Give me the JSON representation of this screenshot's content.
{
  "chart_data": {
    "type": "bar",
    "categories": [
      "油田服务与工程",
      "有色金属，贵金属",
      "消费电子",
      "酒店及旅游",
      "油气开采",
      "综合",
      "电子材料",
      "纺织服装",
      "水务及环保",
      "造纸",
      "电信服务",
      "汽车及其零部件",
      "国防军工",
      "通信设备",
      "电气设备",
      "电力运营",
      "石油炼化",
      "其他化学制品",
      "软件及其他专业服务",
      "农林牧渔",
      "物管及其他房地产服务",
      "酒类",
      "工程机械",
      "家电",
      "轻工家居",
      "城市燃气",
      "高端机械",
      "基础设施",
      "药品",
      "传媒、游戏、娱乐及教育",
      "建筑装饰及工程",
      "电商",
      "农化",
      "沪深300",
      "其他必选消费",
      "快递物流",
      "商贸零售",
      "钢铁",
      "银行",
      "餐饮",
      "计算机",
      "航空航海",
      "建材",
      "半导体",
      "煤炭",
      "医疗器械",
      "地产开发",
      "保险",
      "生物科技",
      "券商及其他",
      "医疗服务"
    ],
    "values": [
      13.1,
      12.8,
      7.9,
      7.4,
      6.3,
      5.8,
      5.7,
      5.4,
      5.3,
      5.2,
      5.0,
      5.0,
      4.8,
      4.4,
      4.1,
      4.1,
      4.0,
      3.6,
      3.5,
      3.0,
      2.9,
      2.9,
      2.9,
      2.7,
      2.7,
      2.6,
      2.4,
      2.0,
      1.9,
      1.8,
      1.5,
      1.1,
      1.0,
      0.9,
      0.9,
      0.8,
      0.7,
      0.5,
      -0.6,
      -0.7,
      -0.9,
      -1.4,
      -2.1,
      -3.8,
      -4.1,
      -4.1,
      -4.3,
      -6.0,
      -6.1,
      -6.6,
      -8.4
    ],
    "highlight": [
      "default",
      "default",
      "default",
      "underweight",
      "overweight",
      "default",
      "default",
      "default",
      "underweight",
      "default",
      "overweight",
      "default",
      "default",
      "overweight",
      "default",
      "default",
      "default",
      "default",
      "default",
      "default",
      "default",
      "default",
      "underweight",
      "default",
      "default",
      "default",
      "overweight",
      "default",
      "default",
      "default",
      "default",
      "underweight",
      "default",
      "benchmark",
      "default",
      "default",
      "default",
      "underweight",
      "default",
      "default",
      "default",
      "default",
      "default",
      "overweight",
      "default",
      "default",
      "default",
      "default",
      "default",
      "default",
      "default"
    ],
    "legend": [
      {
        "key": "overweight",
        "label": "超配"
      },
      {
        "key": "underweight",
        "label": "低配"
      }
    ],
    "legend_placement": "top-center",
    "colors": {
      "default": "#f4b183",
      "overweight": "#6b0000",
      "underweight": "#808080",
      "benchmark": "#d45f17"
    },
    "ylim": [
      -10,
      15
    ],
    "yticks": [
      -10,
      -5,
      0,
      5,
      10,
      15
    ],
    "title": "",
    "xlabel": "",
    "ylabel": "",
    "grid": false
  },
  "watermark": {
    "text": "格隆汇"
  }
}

What is needed ▸
Write the entries again, exactly as they stand.

Written solution ▸
Give me the JSON representation of this screenshot's content.
{
  "chart_data": {
    "type": "bar",
    "categories": [
      "油田服务与工程",
      "有色金属，贵金属",
      "消费电子",
      "酒店及旅游",
      "油气开采",
      "综合",
      "电子材料",
      "纺织服装",
      "水务及环保",
      "造纸",
      "电信服务",
      "汽车及其零部件",
      "国防军工",
      "通信设备",
      "电气设备",
      "电力运营",
      "石油炼化",
      "其他化学制品",
      "软件及其他专业服务",
      "农林牧渔",
      "物管及其他房地产服务",
      "酒类",
      "工程机械",
      "家电",
      "轻工家居",
      "城市燃气",
      "高端机械",
      "基础设施",
      "药品",
      "传媒、游戏、娱乐及教育",
      "建筑装饰及工程",
      "电商",
      "农化",
      "沪深300",
      "其他必选消费",
      "快递物流",
      "商贸零售",
      "钢铁",
      "银行",
      "餐饮",
      "计算机",
      "航空航海",
      "建材",
      "半导体",
      "煤炭",
      "医疗器械",
      "地产开发",
      "保险",
      "生物科技",
      "券商及其他",
      "医疗服务"
    ],
    "values": [
      13.1,
      12.8,
      7.9,
      7.4,
      6.3,
      5.8,
      5.7,
      5.4,
      5.3,
      5.2,
      5.0,
      5.0,
      4.8,
      4.4,
      4.1,
      4.1,
      4.0,
      3.6,
      3.5,
      3.0,
      2.9,
      2.9,
      2.9,
      2.7,
      2.7,
      2.6,
      2.4,
      2.0,
      1.9,
      1.8,
      1.5,
      1.1,
      1.0,
      0.9,
      0.9,
      0.8,
      0.7,
      0.5,
      -0.6,
      -0.7,
      -0.9,
      -1.4,
      -2.1,
      -3.8,
      -4.1,
      -4.1,
      -4.3,
      -6.0,
      -6.1,
      -6.6,
      -8.4
    ],
    "highlight": [
      "default",
      "default",
      "default",
      "underweight",
      "overweight",
      "default",
      "default",
      "default",
      "underweight",
      "default",
      "overweight",
      "default",
      "default",
      "overweight",
      "default",
      "default",
      "default",
      "default",
      "default",
      "default",
      "default",
      "default",
      "underweight",
      "default",
      "default",
      "default",
      "overweight",
      "default",
      "default",
      "default",
      "default",
      "underweight",
      "default",
      "benchmark",
      "default",
      "default",
      "default",
      "underweight",
      "default",
      "default",
      "default",
      "default",
      "default",
      "overweight",
      "default",
      "default",
      "default",
      "default",
      "default",
      "default",
      "default"
    ],
    "legend": [
      {
        "key": "overweight",
        "label": "超配"
      },
      {
        "key": "underweight",
        "label": "低配"
      }
    ],
    "legend_placement": "top-center",
    "colors": {
      "default": "#f4b183",
      "overweight": "#6b0000",
      "underweight": "#808080",
      "benchmark": "#d45f17"
    },
    "ylim": [
      -10,
      15
    ],
    "yticks": [
      -10,
      -5,
      0,
      5,
      10,
      15
    ],
    "title": "",
    "xlabel": "",
    "ylabel": "",
    "grid": false
  },
  "watermark": {
    "text": "格隆汇"
  }
}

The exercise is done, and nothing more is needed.